→ The problem
Identify the lines containing the word "проводилось". Copy each one.

→ Supplied information
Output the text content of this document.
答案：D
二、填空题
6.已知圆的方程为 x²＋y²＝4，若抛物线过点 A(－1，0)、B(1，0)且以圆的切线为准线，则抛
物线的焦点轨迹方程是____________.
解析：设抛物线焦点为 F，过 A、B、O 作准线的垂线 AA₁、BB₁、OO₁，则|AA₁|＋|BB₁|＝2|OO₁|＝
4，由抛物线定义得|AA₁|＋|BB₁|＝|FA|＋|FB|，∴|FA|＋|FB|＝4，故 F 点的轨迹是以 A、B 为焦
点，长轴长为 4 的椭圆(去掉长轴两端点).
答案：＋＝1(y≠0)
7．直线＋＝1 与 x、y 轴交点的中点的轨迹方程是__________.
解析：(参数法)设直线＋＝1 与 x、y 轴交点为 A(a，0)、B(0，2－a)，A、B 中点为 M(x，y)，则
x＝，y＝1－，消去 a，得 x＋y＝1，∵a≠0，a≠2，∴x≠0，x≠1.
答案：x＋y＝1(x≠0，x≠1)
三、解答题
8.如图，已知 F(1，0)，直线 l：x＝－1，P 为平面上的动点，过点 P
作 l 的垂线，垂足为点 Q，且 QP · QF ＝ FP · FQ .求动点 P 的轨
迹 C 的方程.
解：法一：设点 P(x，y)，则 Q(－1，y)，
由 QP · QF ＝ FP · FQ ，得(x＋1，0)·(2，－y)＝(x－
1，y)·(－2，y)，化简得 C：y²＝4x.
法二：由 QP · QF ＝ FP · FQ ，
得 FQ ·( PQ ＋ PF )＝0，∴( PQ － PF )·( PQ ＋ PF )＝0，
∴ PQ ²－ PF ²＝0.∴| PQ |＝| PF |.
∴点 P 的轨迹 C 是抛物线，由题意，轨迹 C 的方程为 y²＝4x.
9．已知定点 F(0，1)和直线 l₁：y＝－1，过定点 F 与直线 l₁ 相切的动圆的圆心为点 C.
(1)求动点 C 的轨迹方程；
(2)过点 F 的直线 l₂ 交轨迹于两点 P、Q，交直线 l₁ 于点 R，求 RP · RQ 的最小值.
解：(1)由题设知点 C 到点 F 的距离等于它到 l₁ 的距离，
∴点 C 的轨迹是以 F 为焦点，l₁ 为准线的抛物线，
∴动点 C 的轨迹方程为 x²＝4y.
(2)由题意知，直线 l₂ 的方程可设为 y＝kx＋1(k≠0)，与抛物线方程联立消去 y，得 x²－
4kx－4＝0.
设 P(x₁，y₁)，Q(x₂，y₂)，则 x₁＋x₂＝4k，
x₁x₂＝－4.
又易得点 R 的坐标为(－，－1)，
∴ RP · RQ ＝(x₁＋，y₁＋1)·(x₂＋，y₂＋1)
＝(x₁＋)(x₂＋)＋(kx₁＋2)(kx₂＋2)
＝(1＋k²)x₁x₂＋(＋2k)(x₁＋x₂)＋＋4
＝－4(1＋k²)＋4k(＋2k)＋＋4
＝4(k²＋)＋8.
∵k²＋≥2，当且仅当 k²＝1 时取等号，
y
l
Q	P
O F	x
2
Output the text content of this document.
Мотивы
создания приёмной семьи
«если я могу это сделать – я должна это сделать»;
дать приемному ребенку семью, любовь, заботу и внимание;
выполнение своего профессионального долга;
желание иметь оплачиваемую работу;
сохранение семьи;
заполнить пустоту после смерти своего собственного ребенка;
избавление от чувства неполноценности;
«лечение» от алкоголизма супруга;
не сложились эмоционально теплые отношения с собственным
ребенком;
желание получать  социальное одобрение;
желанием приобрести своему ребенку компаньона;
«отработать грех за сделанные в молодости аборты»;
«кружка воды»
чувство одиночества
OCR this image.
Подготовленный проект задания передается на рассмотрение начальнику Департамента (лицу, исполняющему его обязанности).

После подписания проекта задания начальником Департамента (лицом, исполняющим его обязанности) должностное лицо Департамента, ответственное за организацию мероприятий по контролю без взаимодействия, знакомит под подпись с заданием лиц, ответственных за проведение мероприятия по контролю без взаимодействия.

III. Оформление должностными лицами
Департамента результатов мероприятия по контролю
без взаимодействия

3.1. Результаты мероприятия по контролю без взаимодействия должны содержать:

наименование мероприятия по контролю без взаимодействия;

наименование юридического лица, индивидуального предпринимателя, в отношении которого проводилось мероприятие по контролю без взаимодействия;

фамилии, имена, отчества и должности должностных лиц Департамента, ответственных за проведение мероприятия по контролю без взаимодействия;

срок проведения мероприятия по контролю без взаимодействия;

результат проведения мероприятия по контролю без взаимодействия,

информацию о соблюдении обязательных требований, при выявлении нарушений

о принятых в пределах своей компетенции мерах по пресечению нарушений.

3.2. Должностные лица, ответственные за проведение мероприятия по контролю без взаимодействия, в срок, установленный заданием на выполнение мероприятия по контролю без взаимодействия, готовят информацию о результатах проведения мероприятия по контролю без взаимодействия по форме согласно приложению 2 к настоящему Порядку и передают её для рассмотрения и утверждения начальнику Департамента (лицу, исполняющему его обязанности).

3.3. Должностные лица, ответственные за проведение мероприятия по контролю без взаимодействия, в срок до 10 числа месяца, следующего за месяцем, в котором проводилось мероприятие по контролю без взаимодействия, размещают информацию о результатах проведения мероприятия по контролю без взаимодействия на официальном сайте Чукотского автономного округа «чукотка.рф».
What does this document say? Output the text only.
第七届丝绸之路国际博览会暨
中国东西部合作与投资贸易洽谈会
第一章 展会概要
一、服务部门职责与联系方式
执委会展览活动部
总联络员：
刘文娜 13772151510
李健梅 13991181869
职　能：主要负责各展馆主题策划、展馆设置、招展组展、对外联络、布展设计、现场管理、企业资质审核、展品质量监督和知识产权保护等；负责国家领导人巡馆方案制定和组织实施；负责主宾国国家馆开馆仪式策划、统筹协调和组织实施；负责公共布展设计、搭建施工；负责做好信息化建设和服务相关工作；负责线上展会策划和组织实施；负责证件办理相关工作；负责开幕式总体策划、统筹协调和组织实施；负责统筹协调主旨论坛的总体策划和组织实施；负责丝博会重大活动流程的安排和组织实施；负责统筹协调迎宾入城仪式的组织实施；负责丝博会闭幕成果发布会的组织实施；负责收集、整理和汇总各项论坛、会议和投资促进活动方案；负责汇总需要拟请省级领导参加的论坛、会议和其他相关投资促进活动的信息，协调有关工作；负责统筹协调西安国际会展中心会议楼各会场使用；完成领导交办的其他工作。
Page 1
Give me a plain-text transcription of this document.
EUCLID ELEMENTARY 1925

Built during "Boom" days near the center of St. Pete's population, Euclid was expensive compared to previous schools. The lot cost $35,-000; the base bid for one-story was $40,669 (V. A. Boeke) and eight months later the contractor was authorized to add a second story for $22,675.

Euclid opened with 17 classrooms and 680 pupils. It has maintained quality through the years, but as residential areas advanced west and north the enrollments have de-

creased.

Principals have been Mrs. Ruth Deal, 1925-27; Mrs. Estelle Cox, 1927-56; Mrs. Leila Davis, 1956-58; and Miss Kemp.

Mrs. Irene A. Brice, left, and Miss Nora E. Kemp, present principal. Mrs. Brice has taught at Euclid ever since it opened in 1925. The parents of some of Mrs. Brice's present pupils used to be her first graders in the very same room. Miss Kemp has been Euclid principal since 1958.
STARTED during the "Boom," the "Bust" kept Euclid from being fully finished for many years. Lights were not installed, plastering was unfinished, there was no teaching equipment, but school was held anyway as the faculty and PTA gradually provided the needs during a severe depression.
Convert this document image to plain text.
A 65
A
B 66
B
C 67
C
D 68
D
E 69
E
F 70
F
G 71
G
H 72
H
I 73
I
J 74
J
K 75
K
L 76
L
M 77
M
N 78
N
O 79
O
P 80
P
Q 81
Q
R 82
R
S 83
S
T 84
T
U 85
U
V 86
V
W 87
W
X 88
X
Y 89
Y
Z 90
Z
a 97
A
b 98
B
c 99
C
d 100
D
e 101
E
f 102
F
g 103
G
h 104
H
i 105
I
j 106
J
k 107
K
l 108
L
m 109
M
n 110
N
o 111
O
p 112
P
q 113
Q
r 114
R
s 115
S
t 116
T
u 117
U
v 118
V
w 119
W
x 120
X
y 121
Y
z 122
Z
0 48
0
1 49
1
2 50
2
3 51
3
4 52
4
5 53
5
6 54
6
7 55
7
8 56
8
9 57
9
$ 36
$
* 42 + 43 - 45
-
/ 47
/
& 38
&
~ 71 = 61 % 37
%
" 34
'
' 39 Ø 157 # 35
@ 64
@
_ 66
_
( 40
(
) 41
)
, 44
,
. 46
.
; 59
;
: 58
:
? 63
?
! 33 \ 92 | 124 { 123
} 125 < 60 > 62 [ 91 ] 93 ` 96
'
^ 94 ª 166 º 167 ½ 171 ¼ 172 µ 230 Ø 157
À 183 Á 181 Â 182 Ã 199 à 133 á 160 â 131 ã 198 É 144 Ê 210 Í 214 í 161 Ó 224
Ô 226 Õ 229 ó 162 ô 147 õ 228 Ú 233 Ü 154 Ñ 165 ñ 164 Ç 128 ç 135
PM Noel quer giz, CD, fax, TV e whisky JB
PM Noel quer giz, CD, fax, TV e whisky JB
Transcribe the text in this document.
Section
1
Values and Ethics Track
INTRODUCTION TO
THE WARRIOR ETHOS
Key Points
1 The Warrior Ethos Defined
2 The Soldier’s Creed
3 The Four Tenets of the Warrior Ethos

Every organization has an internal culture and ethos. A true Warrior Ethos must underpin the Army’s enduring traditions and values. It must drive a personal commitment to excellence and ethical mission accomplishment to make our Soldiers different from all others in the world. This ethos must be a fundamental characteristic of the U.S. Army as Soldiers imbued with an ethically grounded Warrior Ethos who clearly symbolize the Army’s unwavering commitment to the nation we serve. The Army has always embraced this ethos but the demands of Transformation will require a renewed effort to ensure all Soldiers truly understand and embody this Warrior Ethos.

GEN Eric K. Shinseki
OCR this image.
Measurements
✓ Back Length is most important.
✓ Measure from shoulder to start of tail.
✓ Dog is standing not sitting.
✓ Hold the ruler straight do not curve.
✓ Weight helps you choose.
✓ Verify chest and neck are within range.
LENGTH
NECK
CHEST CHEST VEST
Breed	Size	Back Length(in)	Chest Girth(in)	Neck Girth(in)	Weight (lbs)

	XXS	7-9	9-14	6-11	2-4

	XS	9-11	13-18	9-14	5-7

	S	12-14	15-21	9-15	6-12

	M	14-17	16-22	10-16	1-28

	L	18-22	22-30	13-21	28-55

→ Finished answer
наименование юридического лица, индивидуального предпринимателя, в отношении которого проводилось мероприятие по контролю без взаимодействия;
3.3. Должностные лица, ответственные за проведение мероприятия по контролю без взаимодействия, в срок до 10 числа месяца, следующего за месяцем, в котором проводилось мероприятие по контролю без взаимодействия, размещают информацию о результатах проведения мероприятия по контролю без взаимодействия на официальном сайте Чукотского автономного округа «чукотка.рф».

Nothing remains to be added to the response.